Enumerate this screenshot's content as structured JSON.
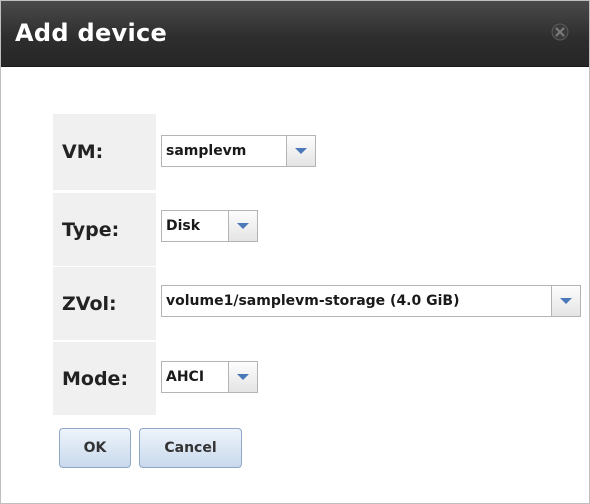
{
  "dialog": {
    "title": "Add device"
  },
  "form": {
    "vm": {
      "label": "VM:",
      "value": "samplevm"
    },
    "type": {
      "label": "Type:",
      "value": "Disk"
    },
    "zvol": {
      "label": "ZVol:",
      "value": "volume1/samplevm-storage (4.0 GiB)"
    },
    "mode": {
      "label": "Mode:",
      "value": "AHCI"
    }
  },
  "buttons": {
    "ok": "OK",
    "cancel": "Cancel"
  },
  "icons": {
    "close": "close-icon",
    "dropdown": "chevron-down-icon"
  },
  "colors": {
    "titlebar": "#2e2e2e",
    "label_bg": "#f0f0f0",
    "arrow": "#4a78b8",
    "button_bg": "#c9d9ec"
  }
}
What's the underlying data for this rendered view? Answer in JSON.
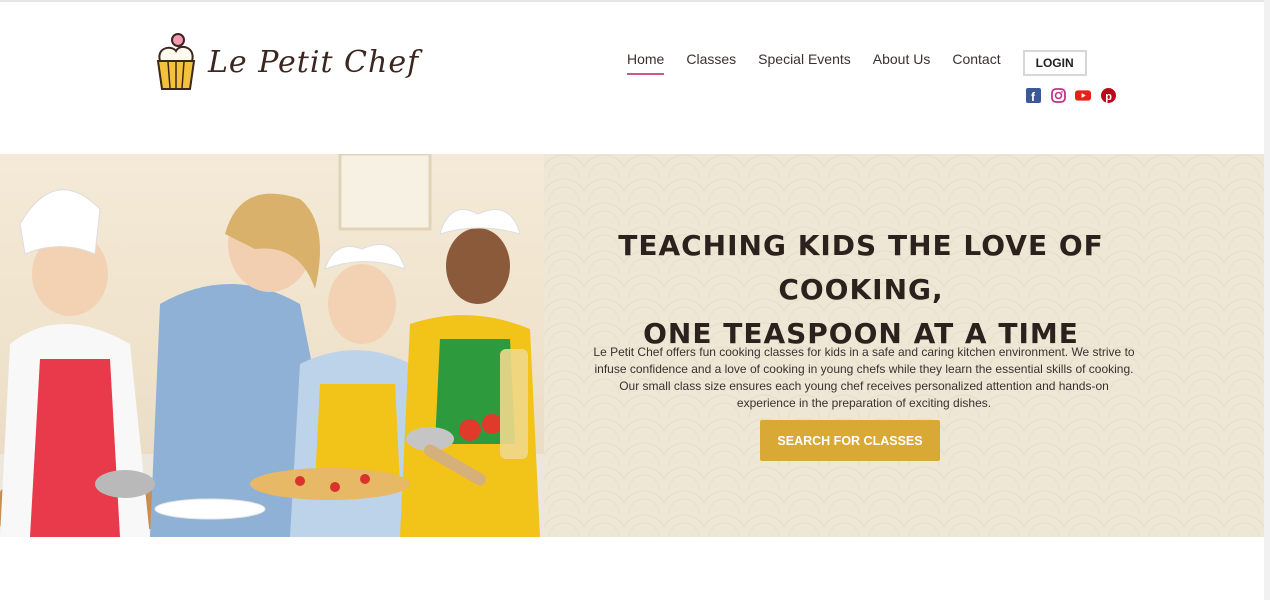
{
  "brand": {
    "name": "Le Petit Chef"
  },
  "nav": {
    "items": [
      {
        "label": "Home",
        "active": true
      },
      {
        "label": "Classes"
      },
      {
        "label": "Special Events"
      },
      {
        "label": "About Us"
      },
      {
        "label": "Contact"
      }
    ],
    "login_label": "LOGIN"
  },
  "social": [
    "facebook-icon",
    "instagram-icon",
    "youtube-icon",
    "pinterest-icon"
  ],
  "hero": {
    "headline_line1": "TEACHING KIDS THE LOVE OF COOKING,",
    "headline_line2": "ONE TEASPOON AT A TIME",
    "description": "Le Petit Chef offers fun cooking classes for kids in a safe and caring kitchen environment. We strive to infuse confidence and a love of cooking in young chefs while they learn the essential skills of cooking. Our small class size ensures each young chef receives personalized attention and hands-on experience in the preparation of exciting dishes.",
    "cta_label": "SEARCH FOR CLASSES"
  },
  "colors": {
    "accent": "#c95a8a",
    "cta": "#d9a935",
    "pattern_bg": "#efe7d5",
    "facebook": "#3b5998",
    "instagram": "#c13584",
    "youtube": "#e62117",
    "pinterest": "#bd081c"
  }
}
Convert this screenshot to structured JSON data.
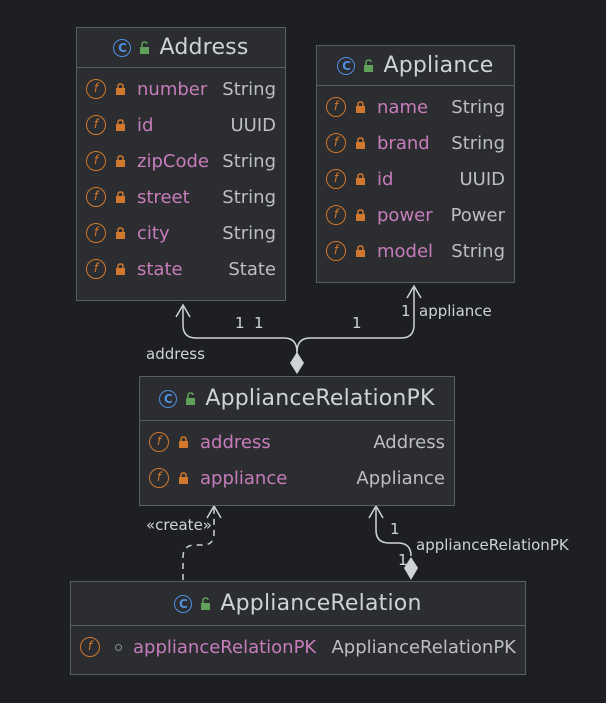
{
  "classes": {
    "address": {
      "name": "Address",
      "fields": [
        {
          "name": "number",
          "type": "String"
        },
        {
          "name": "id",
          "type": "UUID"
        },
        {
          "name": "zipCode",
          "type": "String"
        },
        {
          "name": "street",
          "type": "String"
        },
        {
          "name": "city",
          "type": "String"
        },
        {
          "name": "state",
          "type": "State"
        }
      ]
    },
    "appliance": {
      "name": "Appliance",
      "fields": [
        {
          "name": "name",
          "type": "String"
        },
        {
          "name": "brand",
          "type": "String"
        },
        {
          "name": "id",
          "type": "UUID"
        },
        {
          "name": "power",
          "type": "Power"
        },
        {
          "name": "model",
          "type": "String"
        }
      ]
    },
    "pk": {
      "name": "ApplianceRelationPK",
      "fields": [
        {
          "name": "address",
          "type": "Address"
        },
        {
          "name": "appliance",
          "type": "Appliance"
        }
      ]
    },
    "relation": {
      "name": "ApplianceRelation",
      "fields": [
        {
          "name": "applianceRelationPK",
          "type": "ApplianceRelationPK"
        }
      ]
    }
  },
  "edges": {
    "address_role": "address",
    "address_mult_a": "1",
    "address_mult_b": "1",
    "appliance_role": "appliance",
    "appliance_mult_a": "1",
    "appliance_mult_b": "1",
    "create_label": "«create»",
    "pk_role": "applianceRelationPK",
    "pk_mult_a": "1",
    "pk_mult_b": "1"
  },
  "icons": {
    "class_icon_letter": "C",
    "field_icon_letter": "f"
  },
  "colors": {
    "background": "#1e1f22",
    "box": "#2b2d30",
    "field_name": "#c77dbb",
    "type": "#bcbec4",
    "field_icon": "#d0782e",
    "class_icon": "#4f8fe0",
    "unlock_icon": "#5fa05a"
  }
}
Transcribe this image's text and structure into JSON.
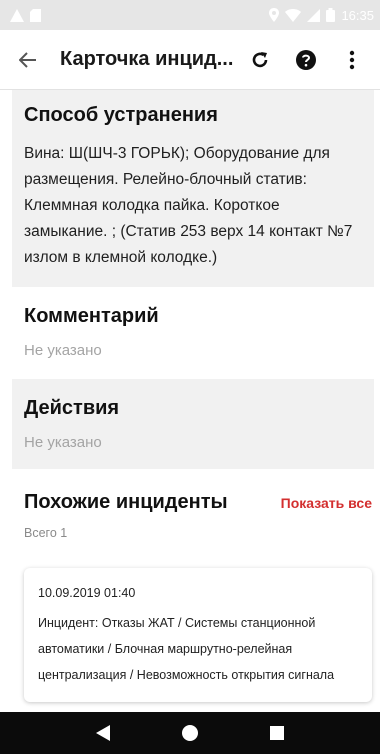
{
  "status_bar": {
    "time": "16:35",
    "icons": [
      "warning-icon",
      "sd-card-icon",
      "location-icon",
      "wifi-icon",
      "signal-icon",
      "battery-icon"
    ]
  },
  "app_bar": {
    "title": "Карточка инцид...",
    "icons": [
      "back-arrow-icon",
      "refresh-icon",
      "help-icon",
      "more-vert-icon"
    ]
  },
  "resolution": {
    "title": "Способ устранения",
    "text": "Вина: Ш(ШЧ-3 ГОРЬК); Оборудование для размещения. Релейно-блочный статив: Клеммная колодка пайка. Короткое замыкание. ; (Статив 253 верх 14 контакт №7 излом в клемной колодке.)"
  },
  "comment": {
    "title": "Комментарий",
    "value": "Не указано"
  },
  "actions": {
    "title": "Действия",
    "value": "Не указано"
  },
  "similar": {
    "title": "Похожие инциденты",
    "show_all": "Показать все",
    "total": "Всего 1",
    "cards": [
      {
        "date": "10.09.2019 01:40",
        "text": "Инцидент: Отказы ЖАТ / Системы станционной автоматики / Блочная маршрутно-релейная централизация / Невозможность открытия сигнала"
      }
    ]
  },
  "colors": {
    "accent_red": "#d32f2f",
    "section_grey": "#f1f1f1",
    "status_bar": "#e6e6e6",
    "nav_bar": "#0b0b0b"
  }
}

STATED PROBLEM
Your answer should be one number: the count of lines in the data above that include the word "Petit".

TASK RESPONSE
2